#### [TASK DESCRIPTION]
How many lines of the data hold the word "Carolina"? State the number and nothing else.

---- RAW RECORDS

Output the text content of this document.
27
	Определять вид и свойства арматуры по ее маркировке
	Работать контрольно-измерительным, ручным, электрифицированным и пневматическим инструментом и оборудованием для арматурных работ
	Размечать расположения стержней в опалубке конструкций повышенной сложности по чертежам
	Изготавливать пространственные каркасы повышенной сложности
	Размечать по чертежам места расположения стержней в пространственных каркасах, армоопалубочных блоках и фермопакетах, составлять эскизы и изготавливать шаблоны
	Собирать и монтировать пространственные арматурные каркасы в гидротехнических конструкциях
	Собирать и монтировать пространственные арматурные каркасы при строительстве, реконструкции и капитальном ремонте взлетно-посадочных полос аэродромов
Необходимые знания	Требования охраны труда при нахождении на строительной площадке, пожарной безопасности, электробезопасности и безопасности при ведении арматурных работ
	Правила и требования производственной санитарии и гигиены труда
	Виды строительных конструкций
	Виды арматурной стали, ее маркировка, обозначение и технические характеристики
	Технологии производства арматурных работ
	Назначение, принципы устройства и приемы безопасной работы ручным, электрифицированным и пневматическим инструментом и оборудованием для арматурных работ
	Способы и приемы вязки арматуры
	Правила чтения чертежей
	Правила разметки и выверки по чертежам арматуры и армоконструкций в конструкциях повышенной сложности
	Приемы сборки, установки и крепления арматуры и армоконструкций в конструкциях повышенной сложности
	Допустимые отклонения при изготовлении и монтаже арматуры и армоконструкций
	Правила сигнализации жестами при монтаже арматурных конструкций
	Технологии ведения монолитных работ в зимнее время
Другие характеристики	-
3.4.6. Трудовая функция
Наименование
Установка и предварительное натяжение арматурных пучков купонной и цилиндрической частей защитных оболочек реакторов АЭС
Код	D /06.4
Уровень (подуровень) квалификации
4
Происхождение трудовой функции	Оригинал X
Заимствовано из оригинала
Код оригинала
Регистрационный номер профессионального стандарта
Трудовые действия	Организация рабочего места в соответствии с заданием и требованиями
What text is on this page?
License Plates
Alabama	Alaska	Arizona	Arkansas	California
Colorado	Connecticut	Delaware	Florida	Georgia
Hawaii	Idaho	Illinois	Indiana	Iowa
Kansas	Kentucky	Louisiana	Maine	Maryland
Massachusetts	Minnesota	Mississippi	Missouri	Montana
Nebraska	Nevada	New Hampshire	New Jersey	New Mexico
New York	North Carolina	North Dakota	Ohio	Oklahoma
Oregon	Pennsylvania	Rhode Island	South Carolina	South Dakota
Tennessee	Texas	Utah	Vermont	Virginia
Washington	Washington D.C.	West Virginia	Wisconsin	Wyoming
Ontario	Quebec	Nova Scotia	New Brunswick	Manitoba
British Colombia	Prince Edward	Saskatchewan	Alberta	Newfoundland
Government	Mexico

--------

#### [EXERCISE SOLUTION]
2